## SUPPLIED INFORMATION:
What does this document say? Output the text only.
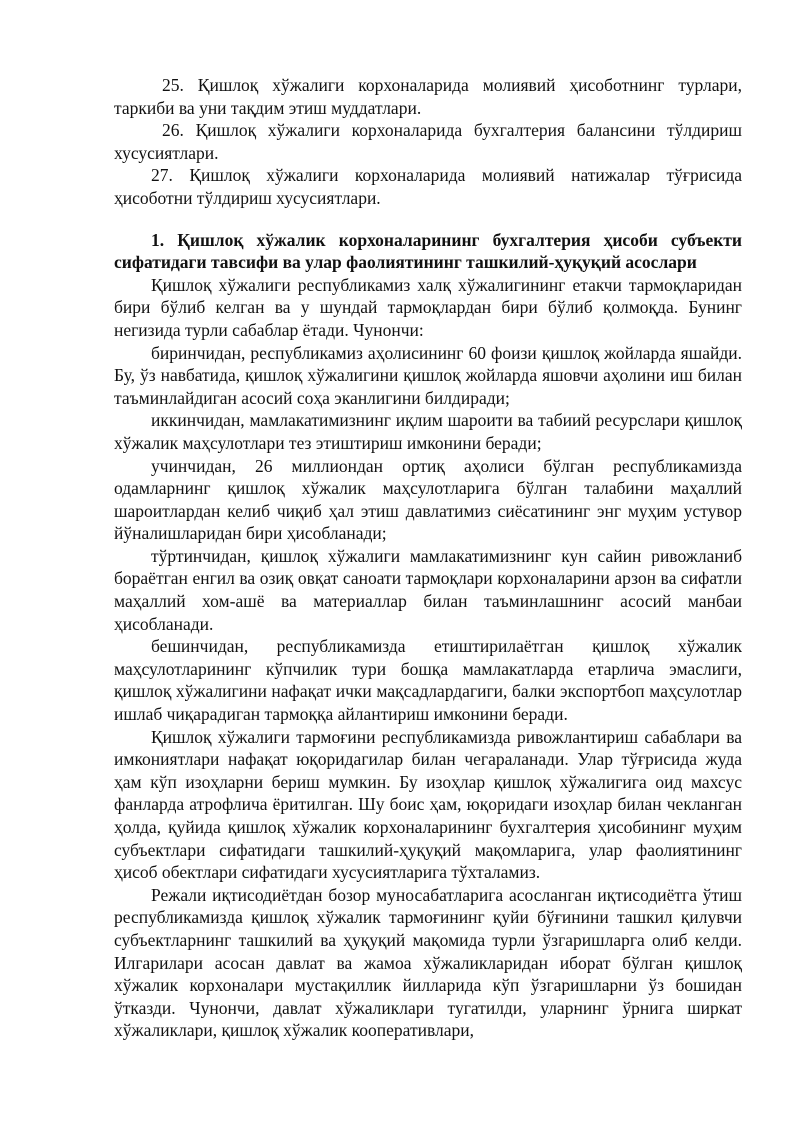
25. Қишлоқ хўжалиги корхоналарида молиявий ҳисоботнинг турлари, таркиби ва уни тақдим этиш муддатлари.

26. Қишлоқ хўжалиги корхоналарида бухгалтерия балансини тўлдириш хусусиятлари.

27. Қишлоқ хўжалиги корхоналарида молиявий натижалар тўғрисида ҳисоботни тўлдириш хусусиятлари.

1. Қишлоқ хўжалик корхоналарининг бухгалтерия ҳисоби субъекти сифатидаги тавсифи ва улар фаолиятининг ташкилий-ҳуқуқий асослари

Қишлоқ хўжалиги республикамиз халқ хўжалигининг етакчи тармоқларидан бири бўлиб келган ва у шундай тармоқлардан бири бўлиб қолмоқда. Бунинг негизида турли сабаблар ётади. Чунончи:

биринчидан, республикамиз аҳолисининг 60 фоизи қишлоқ жойларда яшайди. Бу, ўз навбатида, қишлоқ хўжалигини қишлоқ жойларда яшовчи аҳолини иш билан таъминлайдиган асосий соҳа эканлигини билдиради;

иккинчидан, мамлакатимизнинг иқлим шароити ва табиий ресурслари қишлоқ хўжалик маҳсулотлари тез этиштириш имконини беради;

учинчидан, 26 миллиондан ортиқ аҳолиси бўлган республикамизда одамларнинг қишлоқ хўжалик маҳсулотларига бўлган талабини маҳаллий шароитлардан келиб чиқиб ҳал этиш давлатимиз сиёсатининг энг муҳим устувор йўналишларидан бири ҳисобланади;

тўртинчидан, қишлоқ хўжалиги мамлакатимизнинг кун сайин ривожланиб бораётган енгил ва озиқ овқат саноати тармоқлари корхоналарини арзон ва сифатли маҳаллий хом-ашё ва материаллар билан таъминлашнинг асосий манбаи ҳисобланади.

бешинчидан, республикамизда етиштирилаётган қишлоқ хўжалик маҳсулотларининг кўпчилик тури бошқа мамлакатларда етарлича эмаслиги, қишлоқ хўжалигини нафақат ички мақсадлардагиги, балки экспортбоп маҳсулотлар ишлаб чиқарадиган тармоққа айлантириш имконини беради.

Қишлоқ хўжалиги тармоғини республикамизда ривожлантириш сабаблари ва имкониятлари нафақат юқоридагилар билан чегараланади. Улар тўғрисида жуда ҳам кўп изоҳларни бериш мумкин. Бу изоҳлар қишлоқ хўжалигига оид махсус фанларда атрофлича ёритилган. Шу боис ҳам, юқоридаги изоҳлар билан чекланган ҳолда, қуйида қишлоқ хўжалик корхоналарининг бухгалтерия ҳисобининг муҳим субъектлари сифатидаги ташкилий-ҳуқуқий мақомларига, улар фаолиятининг ҳисоб обектлари сифатидаги хусусиятларига тўхталамиз.

Режали иқтисодиётдан бозор муносабатларига асосланган иқтисодиётга ўтиш республикамизда қишлоқ хўжалик тармоғининг қуйи бўғинини ташкил қилувчи субъектларнинг ташкилий ва ҳуқуқий мақомида турли ўзгаришларга олиб келди. Илгарилари асосан давлат ва жамоа хўжаликларидан иборат бўлган қишлоқ хўжалик корхоналари мустақиллик йилларида кўп ўзгаришларни ўз бошидан ўтказди. Чунончи, давлат хўжаликлари тугатилди, уларнинг ўрнига ширкат хўжаликлари, қишлоқ хўжалик кооперативлари,
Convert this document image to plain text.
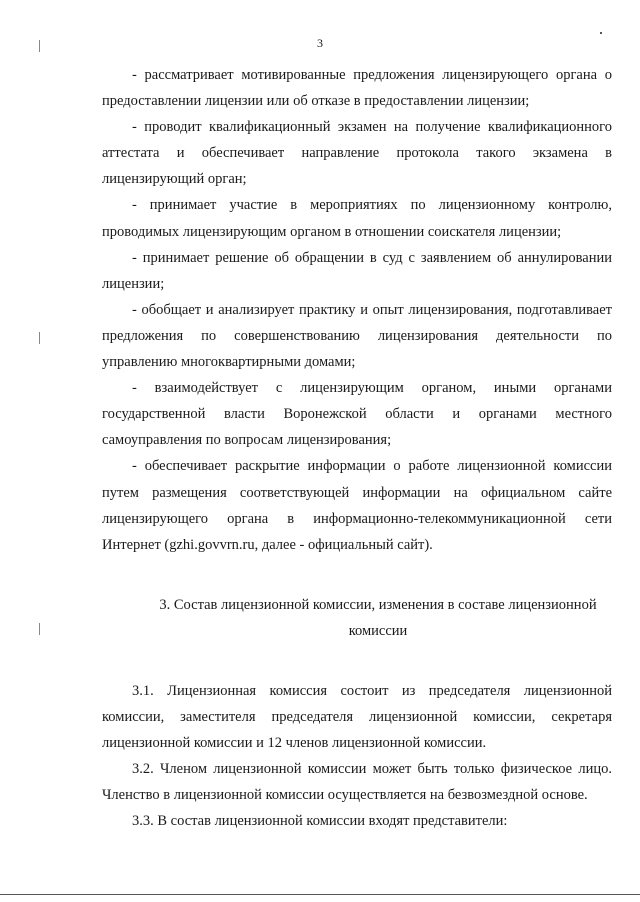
3

- рассматривает мотивированные предложения лицензирующего органа о предоставлении лицензии или об отказе в предоставлении лицензии;

- проводит квалификационный экзамен на получение квалификационного аттестата и обеспечивает направление протокола такого экзамена в лицензирующий орган;

- принимает участие в мероприятиях по лицензионному контролю, проводимых лицензирующим органом в отношении соискателя лицензии;

- принимает решение об обращении в суд с заявлением об аннулировании лицензии;

- обобщает и анализирует практику и опыт лицензирования, подготавливает предложения по совершенствованию лицензирования деятельности по управлению многоквартирными домами;

- взаимодействует с лицензирующим органом, иными органами государственной власти Воронежской области и органами местного самоуправления по вопросам лицензирования;

- обеспечивает раскрытие информации о работе лицензионной комиссии путем размещения соответствующей информации на официальном сайте лицензирующего органа в информационно-телекоммуникационной сети Интернет (gzhi.govvrn.ru, далее - официальный сайт).

3. Состав лицензионной комиссии, изменения в составе лицензионной комиссии

3.1. Лицензионная комиссия состоит из председателя лицензионной комиссии, заместителя председателя лицензионной комиссии, секретаря лицензионной комиссии и 12 членов лицензионной комиссии.

3.2. Членом лицензионной комиссии может быть только физическое лицо. Членство в лицензионной комиссии осуществляется на безвозмездной основе.

3.3. В состав лицензионной комиссии входят представители:
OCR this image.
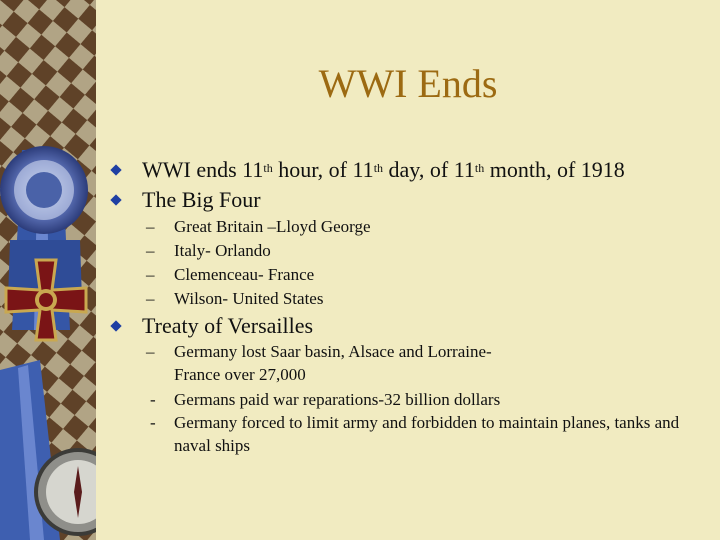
WWI Ends
WWI ends 11th hour, of 11th day, of 11th month, of 1918
The Big Four
– Great Britain –Lloyd George
– Italy- Orlando
– Clemenceau- France
– Wilson- United States
Treaty of Versailles
– Germany lost Saar basin, Alsace and Lorraine-France over 27,000
- Germans paid war reparations-32 billion dollars
- Germany forced to limit army and forbidden to maintain planes, tanks and naval ships
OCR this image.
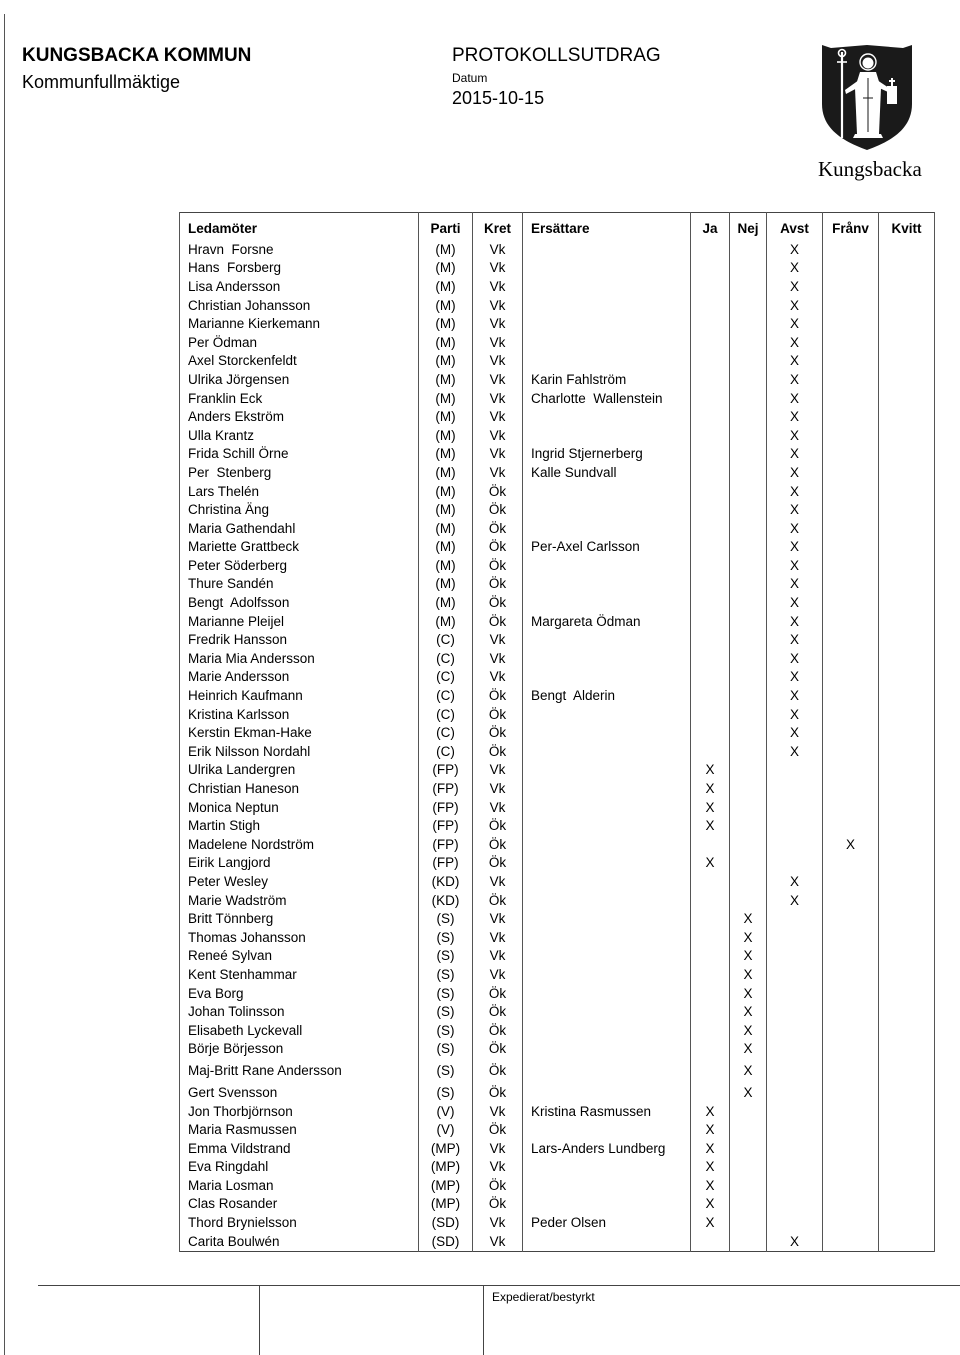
KUNGSBACKA KOMMUN
Kommunfullmäktige
PROTOKOLLSUTDRAG
Datum
2015-10-15
Kungsbacka
Ledamöter	Parti	Kret	Ersättare	Ja	Nej	Avst	Frånv	Kvitt
Hravn  Forsne	(M)	Vk				X		
Hans  Forsberg	(M)	Vk				X		
Lisa Andersson	(M)	Vk				X		
Christian Johansson	(M)	Vk				X		
Marianne Kierkemann	(M)	Vk				X		
Per Ödman	(M)	Vk				X		
Axel Storckenfeldt	(M)	Vk				X		
Ulrika Jörgensen	(M)	Vk	Karin Fahlström			X		
Franklin Eck	(M)	Vk	Charlotte  Wallenstein			X		
Anders Ekström	(M)	Vk				X		
Ulla Krantz	(M)	Vk				X		
Frida Schill Örne	(M)	Vk	Ingrid Stjernerberg			X		
Per  Stenberg	(M)	Vk	Kalle Sundvall			X		
Lars Thelén	(M)	Ök				X		
Christina Äng	(M)	Ök				X		
Maria Gathendahl	(M)	Ök				X		
Mariette Grattbeck	(M)	Ök	Per-Axel Carlsson			X		
Peter Söderberg	(M)	Ök				X		
Thure Sandén	(M)	Ök				X		
Bengt  Adolfsson	(M)	Ök				X		
Marianne Pleijel	(M)	Ök	Margareta Ödman			X		
Fredrik Hansson	(C)	Vk				X		
Maria Mia Andersson	(C)	Vk				X		
Marie Andersson	(C)	Vk				X		
Heinrich Kaufmann	(C)	Ök	Bengt  Alderin			X		
Kristina Karlsson	(C)	Ök				X		
Kerstin Ekman-Hake	(C)	Ök				X		
Erik Nilsson Nordahl	(C)	Ök				X		
Ulrika Landergren	(FP)	Vk		X				
Christian Haneson	(FP)	Vk		X				
Monica Neptun	(FP)	Vk		X				
Martin Stigh	(FP)	Ök		X				
Madelene Nordström	(FP)	Ök					X	
Eirik Langjord	(FP)	Ök		X				
Peter Wesley	(KD)	Vk				X		
Marie Wadström	(KD)	Ök				X		
Britt Tönnberg	(S)	Vk			X			
Thomas Johansson	(S)	Vk			X			
Reneé Sylvan	(S)	Vk			X			
Kent Stenhammar	(S)	Vk			X			
Eva Borg	(S)	Ök			X			
Johan Tolinsson	(S)	Ök			X			
Elisabeth Lyckevall	(S)	Ök			X			
Börje Börjesson	(S)	Ök			X			
Maj-Britt Rane Andersson	(S)	Ök			X			
Gert Svensson	(S)	Ök			X			
Jon Thorbjörnson	(V)	Vk	Kristina Rasmussen	X				
Maria Rasmussen	(V)	Ök		X				
Emma Vildstrand	(MP)	Vk	Lars-Anders Lundberg	X				
Eva Ringdahl	(MP)	Vk		X				
Maria Losman	(MP)	Ök		X				
Clas Rosander	(MP)	Ök		X				
Thord Brynielsson	(SD)	Vk	Peder Olsen	X				
Carita Boulwén	(SD)	Vk				X		
Expedierat/bestyrkt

## WHAT NEEDS TO BE DONE:
Search the material above for "тўлдириш". Pull out each line where it shows up.

## RIGHT ANSWER:
26. Қишлоқ хўжалиги корхоналарида бухгалтерия балансини тўлдириш хусусиятлари.
27. Қишлоқ хўжалиги корхоналарида молиявий натижалар тўғрисида ҳисоботни тўлдириш хусусиятлари.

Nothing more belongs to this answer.